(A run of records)
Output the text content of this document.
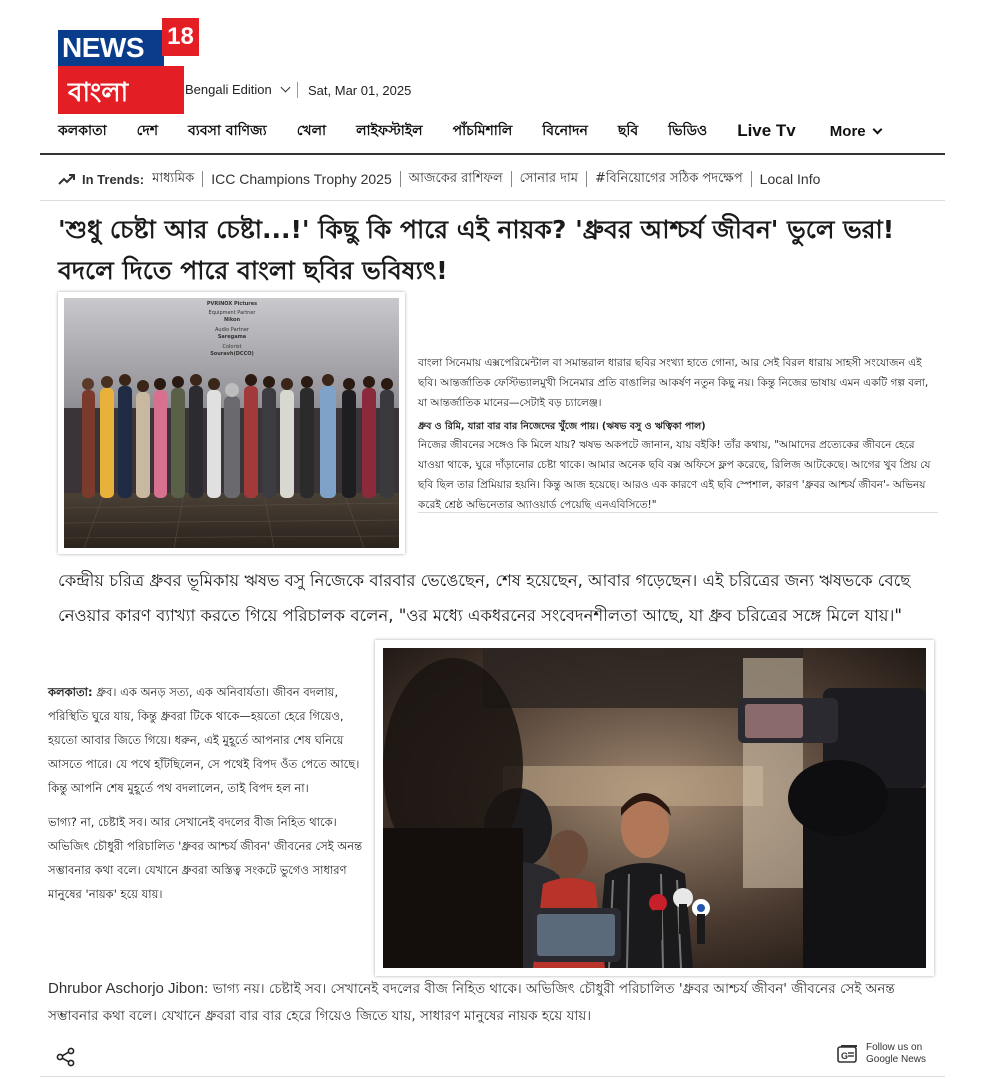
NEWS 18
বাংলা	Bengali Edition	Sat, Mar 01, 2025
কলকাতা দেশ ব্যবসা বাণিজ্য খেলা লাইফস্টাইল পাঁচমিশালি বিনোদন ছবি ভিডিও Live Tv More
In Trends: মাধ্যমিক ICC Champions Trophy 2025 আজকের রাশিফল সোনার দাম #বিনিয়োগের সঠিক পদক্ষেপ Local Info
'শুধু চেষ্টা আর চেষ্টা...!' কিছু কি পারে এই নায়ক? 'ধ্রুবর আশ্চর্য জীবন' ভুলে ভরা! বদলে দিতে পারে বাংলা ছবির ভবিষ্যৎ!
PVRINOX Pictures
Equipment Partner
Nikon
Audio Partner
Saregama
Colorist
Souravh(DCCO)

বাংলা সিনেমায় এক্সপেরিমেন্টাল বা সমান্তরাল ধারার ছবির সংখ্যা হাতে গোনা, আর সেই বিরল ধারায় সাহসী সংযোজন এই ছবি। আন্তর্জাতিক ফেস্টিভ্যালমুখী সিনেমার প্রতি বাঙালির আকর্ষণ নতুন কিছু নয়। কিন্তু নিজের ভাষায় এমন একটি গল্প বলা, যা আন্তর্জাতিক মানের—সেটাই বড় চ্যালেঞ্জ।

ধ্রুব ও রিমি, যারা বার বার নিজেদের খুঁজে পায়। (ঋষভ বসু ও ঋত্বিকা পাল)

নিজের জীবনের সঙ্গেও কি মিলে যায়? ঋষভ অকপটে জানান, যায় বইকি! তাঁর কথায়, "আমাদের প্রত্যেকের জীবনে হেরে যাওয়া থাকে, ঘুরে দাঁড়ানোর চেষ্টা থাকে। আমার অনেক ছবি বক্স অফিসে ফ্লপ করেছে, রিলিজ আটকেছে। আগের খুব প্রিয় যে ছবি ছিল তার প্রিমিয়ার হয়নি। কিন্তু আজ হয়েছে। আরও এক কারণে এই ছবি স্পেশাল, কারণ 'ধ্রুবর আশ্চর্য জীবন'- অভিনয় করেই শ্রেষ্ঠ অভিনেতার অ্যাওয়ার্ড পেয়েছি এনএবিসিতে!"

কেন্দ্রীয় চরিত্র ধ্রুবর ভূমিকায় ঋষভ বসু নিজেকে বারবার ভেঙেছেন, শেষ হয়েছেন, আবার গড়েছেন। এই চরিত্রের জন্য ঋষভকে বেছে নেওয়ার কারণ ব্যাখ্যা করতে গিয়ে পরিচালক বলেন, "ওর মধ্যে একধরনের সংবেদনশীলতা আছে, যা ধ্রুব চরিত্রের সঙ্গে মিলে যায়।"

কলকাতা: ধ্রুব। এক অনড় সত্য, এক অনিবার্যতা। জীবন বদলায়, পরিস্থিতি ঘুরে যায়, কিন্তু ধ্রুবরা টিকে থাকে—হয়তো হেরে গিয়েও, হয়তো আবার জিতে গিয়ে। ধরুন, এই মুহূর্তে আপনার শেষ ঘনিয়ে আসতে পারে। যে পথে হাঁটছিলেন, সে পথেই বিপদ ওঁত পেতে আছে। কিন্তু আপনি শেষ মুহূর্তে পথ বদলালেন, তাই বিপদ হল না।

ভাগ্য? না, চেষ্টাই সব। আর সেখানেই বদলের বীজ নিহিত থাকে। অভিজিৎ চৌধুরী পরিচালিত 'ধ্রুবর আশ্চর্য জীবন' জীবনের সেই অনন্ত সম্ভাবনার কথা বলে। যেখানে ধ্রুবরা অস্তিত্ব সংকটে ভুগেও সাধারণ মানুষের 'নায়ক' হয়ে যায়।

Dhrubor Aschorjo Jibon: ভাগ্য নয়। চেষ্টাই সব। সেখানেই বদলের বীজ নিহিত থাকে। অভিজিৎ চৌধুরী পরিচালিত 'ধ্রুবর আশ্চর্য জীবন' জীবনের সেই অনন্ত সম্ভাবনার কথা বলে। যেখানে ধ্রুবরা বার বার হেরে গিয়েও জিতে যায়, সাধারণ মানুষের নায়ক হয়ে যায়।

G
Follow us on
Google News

### Given exercise
Reproduce all of the data exactly, omitting each picture it holds.

### Answer for the task
Output the text content of this document.
NEWS 18
বাংলা	Bengali Edition	Sat, Mar 01, 2025
কলকাতা দেশ ব্যবসা বাণিজ্য খেলা লাইফস্টাইল পাঁচমিশালি বিনোদন ছবি ভিডিও Live Tv More
In Trends: মাধ্যমিক ICC Champions Trophy 2025 আজকের রাশিফল সোনার দাম #বিনিয়োগের সঠিক পদক্ষেপ Local Info
'শুধু চেষ্টা আর চেষ্টা...!' কিছু কি পারে এই নায়ক? 'ধ্রুবর আশ্চর্য জীবন' ভুলে ভরা! বদলে দিতে পারে বাংলা ছবির ভবিষ্যৎ!
PVRINOX Pictures
Equipment Partner
Nikon
Audio Partner
Saregama
Colorist
Souravh(DCCO)

বাংলা সিনেমায় এক্সপেরিমেন্টাল বা সমান্তরাল ধারার ছবির সংখ্যা হাতে গোনা, আর সেই বিরল ধারায় সাহসী সংযোজন এই ছবি। আন্তর্জাতিক ফেস্টিভ্যালমুখী সিনেমার প্রতি বাঙালির আকর্ষণ নতুন কিছু নয়। কিন্তু নিজের ভাষায় এমন একটি গল্প বলা, যা আন্তর্জাতিক মানের—সেটাই বড় চ্যালেঞ্জ।

ধ্রুব ও রিমি, যারা বার বার নিজেদের খুঁজে পায়। (ঋষভ বসু ও ঋত্বিকা পাল)

নিজের জীবনের সঙ্গেও কি মিলে যায়? ঋষভ অকপটে জানান, যায় বইকি! তাঁর কথায়, "আমাদের প্রত্যেকের জীবনে হেরে যাওয়া থাকে, ঘুরে দাঁড়ানোর চেষ্টা থাকে। আমার অনেক ছবি বক্স অফিসে ফ্লপ করেছে, রিলিজ আটকেছে। আগের খুব প্রিয় যে ছবি ছিল তার প্রিমিয়ার হয়নি। কিন্তু আজ হয়েছে। আরও এক কারণে এই ছবি স্পেশাল, কারণ 'ধ্রুবর আশ্চর্য জীবন'- অভিনয় করেই শ্রেষ্ঠ অভিনেতার অ্যাওয়ার্ড পেয়েছি এনএবিসিতে!"

কেন্দ্রীয় চরিত্র ধ্রুবর ভূমিকায় ঋষভ বসু নিজেকে বারবার ভেঙেছেন, শেষ হয়েছেন, আবার গড়েছেন। এই চরিত্রের জন্য ঋষভকে বেছে নেওয়ার কারণ ব্যাখ্যা করতে গিয়ে পরিচালক বলেন, "ওর মধ্যে একধরনের সংবেদনশীলতা আছে, যা ধ্রুব চরিত্রের সঙ্গে মিলে যায়।"

কলকাতা: ধ্রুব। এক অনড় সত্য, এক অনিবার্যতা। জীবন বদলায়, পরিস্থিতি ঘুরে যায়, কিন্তু ধ্রুবরা টিকে থাকে—হয়তো হেরে গিয়েও, হয়তো আবার জিতে গিয়ে। ধরুন, এই মুহূর্তে আপনার শেষ ঘনিয়ে আসতে পারে। যে পথে হাঁটছিলেন, সে পথেই বিপদ ওঁত পেতে আছে। কিন্তু আপনি শেষ মুহূর্তে পথ বদলালেন, তাই বিপদ হল না।

ভাগ্য? না, চেষ্টাই সব। আর সেখানেই বদলের বীজ নিহিত থাকে। অভিজিৎ চৌধুরী পরিচালিত 'ধ্রুবর আশ্চর্য জীবন' জীবনের সেই অনন্ত সম্ভাবনার কথা বলে। যেখানে ধ্রুবরা অস্তিত্ব সংকটে ভুগেও সাধারণ মানুষের 'নায়ক' হয়ে যায়।

Dhrubor Aschorjo Jibon: ভাগ্য নয়। চেষ্টাই সব। সেখানেই বদলের বীজ নিহিত থাকে। অভিজিৎ চৌধুরী পরিচালিত 'ধ্রুবর আশ্চর্য জীবন' জীবনের সেই অনন্ত সম্ভাবনার কথা বলে। যেখানে ধ্রুবরা বার বার হেরে গিয়েও জিতে যায়, সাধারণ মানুষের নায়ক হয়ে যায়।

G
Follow us on
Google News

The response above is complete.